● **Your assignment**: For this exercise, please find the lines in the entries that include the word "Macrophages" and copy them.

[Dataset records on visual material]
:::::

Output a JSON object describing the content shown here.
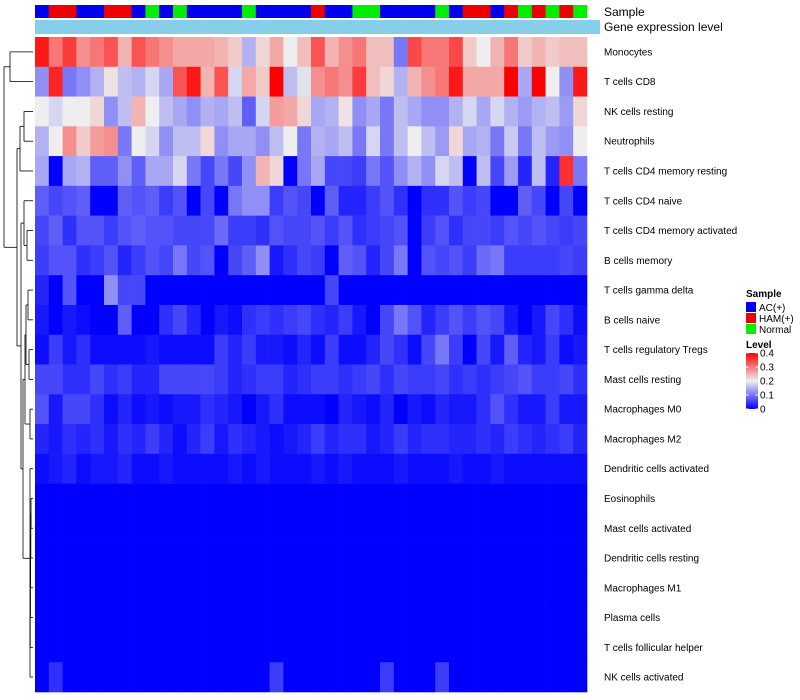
{
  "chart_data": {
    "type": "heatmap",
    "title": "",
    "annotation_tracks": [
      "Sample",
      "Gene expression level"
    ],
    "rows": [
      "Monocytes",
      "T cells CD8",
      "NK cells resting",
      "Neutrophils",
      "T cells CD4 memory resting",
      "T cells CD4 naive",
      "T cells CD4 memory activated",
      "B cells memory",
      "T cells gamma delta",
      "B cells naive",
      "T cells regulatory  Tregs",
      "Mast cells resting",
      "Macrophages M0",
      "Macrophages M2",
      "Dendritic cells activated",
      "Eosinophils",
      "Mast cells activated",
      "Dendritic cells resting",
      "Macrophages M1",
      "Plasma cells",
      "T cells follicular helper",
      "NK cells activated"
    ],
    "sample_groups": [
      "AC(+)",
      "HAM(+)",
      "HAM(+)",
      "AC(+)",
      "AC(+)",
      "HAM(+)",
      "HAM(+)",
      "AC(+)",
      "Normal",
      "AC(+)",
      "Normal",
      "AC(+)",
      "AC(+)",
      "AC(+)",
      "AC(+)",
      "Normal",
      "AC(+)",
      "AC(+)",
      "AC(+)",
      "AC(+)",
      "HAM(+)",
      "AC(+)",
      "AC(+)",
      "Normal",
      "Normal",
      "AC(+)",
      "AC(+)",
      "AC(+)",
      "AC(+)",
      "Normal",
      "AC(+)",
      "HAM(+)",
      "HAM(+)",
      "AC(+)",
      "HAM(+)",
      "Normal",
      "HAM(+)",
      "Normal",
      "HAM(+)",
      "Normal"
    ],
    "values": [
      [
        0.38,
        0.3,
        0.35,
        0.28,
        0.3,
        0.33,
        0.25,
        0.33,
        0.3,
        0.28,
        0.26,
        0.26,
        0.26,
        0.25,
        0.23,
        0.15,
        0.22,
        0.26,
        0.2,
        0.24,
        0.33,
        0.25,
        0.28,
        0.3,
        0.24,
        0.24,
        0.1,
        0.34,
        0.3,
        0.3,
        0.34,
        0.23,
        0.2,
        0.25,
        0.3,
        0.23,
        0.25,
        0.23,
        0.24,
        0.24
      ],
      [
        0.12,
        0.37,
        0.1,
        0.12,
        0.15,
        0.21,
        0.16,
        0.15,
        0.18,
        0.14,
        0.33,
        0.38,
        0.25,
        0.33,
        0.18,
        0.26,
        0.23,
        0.4,
        0.16,
        0.19,
        0.28,
        0.3,
        0.28,
        0.35,
        0.24,
        0.22,
        0.15,
        0.25,
        0.28,
        0.3,
        0.38,
        0.26,
        0.26,
        0.26,
        0.4,
        0.14,
        0.4,
        0.2,
        0.12,
        0.38
      ],
      [
        0.2,
        0.18,
        0.2,
        0.2,
        0.22,
        0.12,
        0.16,
        0.25,
        0.2,
        0.16,
        0.14,
        0.12,
        0.15,
        0.14,
        0.16,
        0.08,
        0.18,
        0.27,
        0.26,
        0.22,
        0.14,
        0.15,
        0.21,
        0.12,
        0.14,
        0.1,
        0.16,
        0.14,
        0.12,
        0.12,
        0.15,
        0.18,
        0.14,
        0.18,
        0.15,
        0.13,
        0.15,
        0.16,
        0.13,
        0.22
      ],
      [
        0.15,
        0.2,
        0.28,
        0.23,
        0.27,
        0.28,
        0.1,
        0.2,
        0.18,
        0.12,
        0.16,
        0.16,
        0.22,
        0.12,
        0.14,
        0.14,
        0.12,
        0.16,
        0.2,
        0.1,
        0.15,
        0.14,
        0.16,
        0.1,
        0.18,
        0.1,
        0.16,
        0.2,
        0.16,
        0.13,
        0.22,
        0.14,
        0.15,
        0.1,
        0.17,
        0.1,
        0.16,
        0.13,
        0.12,
        0.2
      ],
      [
        0.14,
        0.0,
        0.14,
        0.15,
        0.08,
        0.08,
        0.12,
        0.08,
        0.14,
        0.14,
        0.18,
        0.1,
        0.06,
        0.1,
        0.06,
        0.12,
        0.25,
        0.22,
        0.0,
        0.1,
        0.14,
        0.06,
        0.06,
        0.05,
        0.1,
        0.07,
        0.12,
        0.15,
        0.12,
        0.18,
        0.16,
        0.0,
        0.16,
        0.06,
        0.13,
        0.03,
        0.16,
        0.03,
        0.36,
        0.1
      ],
      [
        0.08,
        0.06,
        0.07,
        0.08,
        0.0,
        0.0,
        0.08,
        0.07,
        0.08,
        0.05,
        0.07,
        0.0,
        0.06,
        0.0,
        0.1,
        0.12,
        0.12,
        0.05,
        0.07,
        0.06,
        0.0,
        0.08,
        0.03,
        0.03,
        0.05,
        0.07,
        0.04,
        0.0,
        0.04,
        0.04,
        0.07,
        0.05,
        0.06,
        0.0,
        0.0,
        0.08,
        0.06,
        0.0,
        0.06,
        0.0
      ],
      [
        0.06,
        0.08,
        0.04,
        0.07,
        0.07,
        0.05,
        0.07,
        0.08,
        0.07,
        0.07,
        0.06,
        0.06,
        0.06,
        0.09,
        0.05,
        0.05,
        0.04,
        0.07,
        0.06,
        0.06,
        0.07,
        0.05,
        0.07,
        0.04,
        0.05,
        0.06,
        0.07,
        0.0,
        0.05,
        0.07,
        0.04,
        0.06,
        0.06,
        0.05,
        0.07,
        0.06,
        0.07,
        0.06,
        0.05,
        0.06
      ],
      [
        0.05,
        0.07,
        0.07,
        0.04,
        0.05,
        0.07,
        0.03,
        0.05,
        0.07,
        0.06,
        0.1,
        0.06,
        0.07,
        0.0,
        0.06,
        0.08,
        0.12,
        0.02,
        0.04,
        0.06,
        0.05,
        0.0,
        0.08,
        0.07,
        0.03,
        0.06,
        0.1,
        0.0,
        0.07,
        0.06,
        0.07,
        0.05,
        0.09,
        0.1,
        0.05,
        0.05,
        0.05,
        0.05,
        0.06,
        0.05
      ],
      [
        0.03,
        0.0,
        0.07,
        0.0,
        0.0,
        0.12,
        0.06,
        0.06,
        0.0,
        0.0,
        0.0,
        0.0,
        0.0,
        0.0,
        0.0,
        0.0,
        0.0,
        0.0,
        0.0,
        0.0,
        0.0,
        0.06,
        0.0,
        0.0,
        0.0,
        0.0,
        0.0,
        0.0,
        0.0,
        0.0,
        0.0,
        0.0,
        0.0,
        0.0,
        0.0,
        0.0,
        0.0,
        0.0,
        0.0,
        0.0
      ],
      [
        0.02,
        0.0,
        0.02,
        0.01,
        0.0,
        0.0,
        0.08,
        0.0,
        0.0,
        0.04,
        0.06,
        0.03,
        0.0,
        0.02,
        0.01,
        0.04,
        0.05,
        0.04,
        0.05,
        0.06,
        0.04,
        0.03,
        0.05,
        0.02,
        0.0,
        0.06,
        0.1,
        0.07,
        0.03,
        0.05,
        0.07,
        0.05,
        0.07,
        0.06,
        0.02,
        0.0,
        0.02,
        0.06,
        0.04,
        0.01
      ],
      [
        0.01,
        0.05,
        0.02,
        0.04,
        0.01,
        0.01,
        0.01,
        0.01,
        0.02,
        0.01,
        0.01,
        0.01,
        0.01,
        0.05,
        0.03,
        0.05,
        0.02,
        0.02,
        0.01,
        0.03,
        0.01,
        0.05,
        0.01,
        0.01,
        0.03,
        0.06,
        0.04,
        0.01,
        0.06,
        0.1,
        0.05,
        0.0,
        0.06,
        0.02,
        0.08,
        0.03,
        0.02,
        0.05,
        0.01,
        0.02
      ],
      [
        0.06,
        0.06,
        0.04,
        0.04,
        0.06,
        0.04,
        0.05,
        0.03,
        0.03,
        0.06,
        0.06,
        0.06,
        0.06,
        0.05,
        0.03,
        0.04,
        0.05,
        0.05,
        0.03,
        0.04,
        0.05,
        0.05,
        0.04,
        0.05,
        0.06,
        0.04,
        0.06,
        0.05,
        0.05,
        0.06,
        0.04,
        0.05,
        0.04,
        0.05,
        0.06,
        0.07,
        0.05,
        0.05,
        0.06,
        0.04
      ],
      [
        0.07,
        0.02,
        0.06,
        0.06,
        0.04,
        0.01,
        0.03,
        0.01,
        0.02,
        0.01,
        0.02,
        0.02,
        0.04,
        0.03,
        0.02,
        0.0,
        0.02,
        0.04,
        0.01,
        0.01,
        0.01,
        0.0,
        0.03,
        0.02,
        0.01,
        0.03,
        0.0,
        0.02,
        0.01,
        0.03,
        0.02,
        0.02,
        0.04,
        0.07,
        0.04,
        0.02,
        0.02,
        0.05,
        0.02,
        0.02
      ],
      [
        0.03,
        0.02,
        0.04,
        0.03,
        0.04,
        0.02,
        0.04,
        0.03,
        0.05,
        0.03,
        0.01,
        0.03,
        0.05,
        0.02,
        0.04,
        0.03,
        0.02,
        0.01,
        0.02,
        0.03,
        0.05,
        0.03,
        0.04,
        0.04,
        0.02,
        0.03,
        0.05,
        0.03,
        0.04,
        0.04,
        0.03,
        0.03,
        0.04,
        0.03,
        0.05,
        0.04,
        0.03,
        0.04,
        0.05,
        0.03
      ],
      [
        0.01,
        0.02,
        0.03,
        0.01,
        0.02,
        0.02,
        0.03,
        0.01,
        0.01,
        0.02,
        0.01,
        0.01,
        0.01,
        0.01,
        0.02,
        0.01,
        0.02,
        0.01,
        0.01,
        0.01,
        0.02,
        0.01,
        0.02,
        0.01,
        0.01,
        0.01,
        0.02,
        0.01,
        0.01,
        0.01,
        0.02,
        0.01,
        0.01,
        0.02,
        0.01,
        0.01,
        0.01,
        0.01,
        0.01,
        0.01
      ],
      [
        0,
        0,
        0,
        0,
        0,
        0,
        0,
        0,
        0,
        0,
        0,
        0,
        0,
        0,
        0,
        0,
        0,
        0,
        0,
        0,
        0,
        0,
        0,
        0,
        0,
        0,
        0,
        0,
        0,
        0,
        0,
        0,
        0,
        0,
        0,
        0,
        0,
        0,
        0,
        0
      ],
      [
        0,
        0,
        0,
        0,
        0,
        0,
        0,
        0,
        0,
        0,
        0,
        0,
        0,
        0,
        0,
        0,
        0,
        0,
        0,
        0,
        0,
        0,
        0,
        0,
        0,
        0,
        0,
        0,
        0,
        0,
        0,
        0,
        0,
        0,
        0,
        0,
        0,
        0,
        0,
        0
      ],
      [
        0,
        0,
        0,
        0,
        0,
        0,
        0,
        0,
        0,
        0,
        0,
        0,
        0,
        0,
        0,
        0,
        0,
        0,
        0,
        0,
        0,
        0,
        0,
        0,
        0,
        0,
        0,
        0,
        0,
        0,
        0,
        0,
        0,
        0,
        0,
        0,
        0,
        0,
        0,
        0
      ],
      [
        0,
        0,
        0,
        0,
        0,
        0,
        0,
        0,
        0,
        0,
        0,
        0,
        0,
        0,
        0,
        0,
        0,
        0,
        0,
        0,
        0,
        0,
        0,
        0,
        0,
        0,
        0,
        0,
        0,
        0,
        0,
        0,
        0,
        0,
        0,
        0,
        0,
        0,
        0,
        0
      ],
      [
        0,
        0,
        0,
        0,
        0,
        0,
        0,
        0,
        0,
        0,
        0,
        0,
        0,
        0,
        0,
        0,
        0,
        0,
        0,
        0,
        0,
        0,
        0,
        0,
        0,
        0,
        0,
        0,
        0,
        0,
        0,
        0,
        0,
        0,
        0,
        0,
        0,
        0,
        0,
        0
      ],
      [
        0,
        0,
        0,
        0,
        0,
        0,
        0,
        0,
        0,
        0,
        0,
        0,
        0,
        0,
        0,
        0,
        0,
        0,
        0,
        0,
        0,
        0,
        0,
        0,
        0,
        0,
        0,
        0,
        0,
        0,
        0,
        0,
        0,
        0,
        0,
        0,
        0,
        0,
        0,
        0
      ],
      [
        0.0,
        0.04,
        0.0,
        0.0,
        0.0,
        0.0,
        0.0,
        0.0,
        0.0,
        0.0,
        0.0,
        0.0,
        0.0,
        0.0,
        0.0,
        0.0,
        0.0,
        0.05,
        0.0,
        0.0,
        0.0,
        0.0,
        0.0,
        0.0,
        0.0,
        0.05,
        0.0,
        0.0,
        0.0,
        0.05,
        0.0,
        0.0,
        0.0,
        0.0,
        0.0,
        0.0,
        0.0,
        0.0,
        0.0,
        0.0
      ]
    ],
    "legend": {
      "sample_title": "Sample",
      "sample_entries": [
        {
          "label": "AC(+)",
          "color": "#0000ee"
        },
        {
          "label": "HAM(+)",
          "color": "#ee0000"
        },
        {
          "label": "Normal",
          "color": "#00ee00"
        }
      ],
      "level_title": "Level",
      "level_ticks": [
        "0.4",
        "0.3",
        "0.2",
        "0.1",
        "0"
      ],
      "level_range": [
        0,
        0.4
      ],
      "position": "right"
    },
    "colors": {
      "low": "#0000ff",
      "mid": "#eeeeee",
      "high": "#ff0000",
      "gene_track": "#87ceeb"
    }
  }
}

:::::

● **Result below**:
      "Macrophages M0",
      "Macrophages M2",
      "Macrophages M1",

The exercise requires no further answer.